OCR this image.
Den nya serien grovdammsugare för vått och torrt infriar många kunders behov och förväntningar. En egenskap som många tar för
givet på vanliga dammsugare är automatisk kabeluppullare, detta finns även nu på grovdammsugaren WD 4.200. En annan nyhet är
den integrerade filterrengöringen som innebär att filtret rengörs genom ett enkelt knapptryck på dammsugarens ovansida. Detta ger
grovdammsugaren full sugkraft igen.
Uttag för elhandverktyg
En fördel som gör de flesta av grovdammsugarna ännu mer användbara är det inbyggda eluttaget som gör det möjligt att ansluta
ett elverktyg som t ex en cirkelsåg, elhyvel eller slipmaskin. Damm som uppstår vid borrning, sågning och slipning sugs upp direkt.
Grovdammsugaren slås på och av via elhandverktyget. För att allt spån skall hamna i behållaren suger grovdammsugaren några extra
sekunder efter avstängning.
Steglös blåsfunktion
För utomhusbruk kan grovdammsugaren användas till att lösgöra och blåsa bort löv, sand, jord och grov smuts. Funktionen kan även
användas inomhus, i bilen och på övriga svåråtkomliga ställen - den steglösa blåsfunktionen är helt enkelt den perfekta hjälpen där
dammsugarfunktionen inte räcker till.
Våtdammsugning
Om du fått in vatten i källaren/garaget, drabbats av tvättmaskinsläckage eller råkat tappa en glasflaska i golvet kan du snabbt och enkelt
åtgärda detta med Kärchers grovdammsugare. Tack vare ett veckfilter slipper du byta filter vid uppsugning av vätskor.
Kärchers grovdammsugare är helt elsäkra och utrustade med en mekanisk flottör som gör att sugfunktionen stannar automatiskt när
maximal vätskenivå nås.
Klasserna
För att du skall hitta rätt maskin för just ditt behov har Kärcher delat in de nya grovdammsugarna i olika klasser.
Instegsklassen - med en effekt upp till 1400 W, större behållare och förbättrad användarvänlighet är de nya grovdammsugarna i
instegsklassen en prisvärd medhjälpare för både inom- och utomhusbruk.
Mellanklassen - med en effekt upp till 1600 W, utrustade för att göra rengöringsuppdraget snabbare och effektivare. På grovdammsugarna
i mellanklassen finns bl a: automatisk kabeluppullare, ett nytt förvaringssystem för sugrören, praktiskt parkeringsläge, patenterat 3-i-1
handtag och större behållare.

◆ ◆ ◆

Directions. Retype the material in full, keeping each line exactly as it is.

Exercise solution.
OCR this image.
Den nya serien grovdammsugare för vått och torrt infriar många kunders behov och förväntningar. En egenskap som många tar för
givet på vanliga dammsugare är automatisk kabeluppullare, detta finns även nu på grovdammsugaren WD 4.200. En annan nyhet är
den integrerade filterrengöringen som innebär att filtret rengörs genom ett enkelt knapptryck på dammsugarens ovansida. Detta ger
grovdammsugaren full sugkraft igen.
Uttag för elhandverktyg
En fördel som gör de flesta av grovdammsugarna ännu mer användbara är det inbyggda eluttaget som gör det möjligt att ansluta
ett elverktyg som t ex en cirkelsåg, elhyvel eller slipmaskin. Damm som uppstår vid borrning, sågning och slipning sugs upp direkt.
Grovdammsugaren slås på och av via elhandverktyget. För att allt spån skall hamna i behållaren suger grovdammsugaren några extra
sekunder efter avstängning.
Steglös blåsfunktion
För utomhusbruk kan grovdammsugaren användas till att lösgöra och blåsa bort löv, sand, jord och grov smuts. Funktionen kan även
användas inomhus, i bilen och på övriga svåråtkomliga ställen - den steglösa blåsfunktionen är helt enkelt den perfekta hjälpen där
dammsugarfunktionen inte räcker till.
Våtdammsugning
Om du fått in vatten i källaren/garaget, drabbats av tvättmaskinsläckage eller råkat tappa en glasflaska i golvet kan du snabbt och enkelt
åtgärda detta med Kärchers grovdammsugare. Tack vare ett veckfilter slipper du byta filter vid uppsugning av vätskor.
Kärchers grovdammsugare är helt elsäkra och utrustade med en mekanisk flottör som gör att sugfunktionen stannar automatiskt när
maximal vätskenivå nås.
Klasserna
För att du skall hitta rätt maskin för just ditt behov har Kärcher delat in de nya grovdammsugarna i olika klasser.
Instegsklassen - med en effekt upp till 1400 W, större behållare och förbättrad användarvänlighet är de nya grovdammsugarna i
instegsklassen en prisvärd medhjälpare för både inom- och utomhusbruk.
Mellanklassen - med en effekt upp till 1600 W, utrustade för att göra rengöringsuppdraget snabbare och effektivare. På grovdammsugarna
i mellanklassen finns bl a: automatisk kabeluppullare, ett nytt förvaringssystem för sugrören, praktiskt parkeringsläge, patenterat 3-i-1
handtag och större behållare.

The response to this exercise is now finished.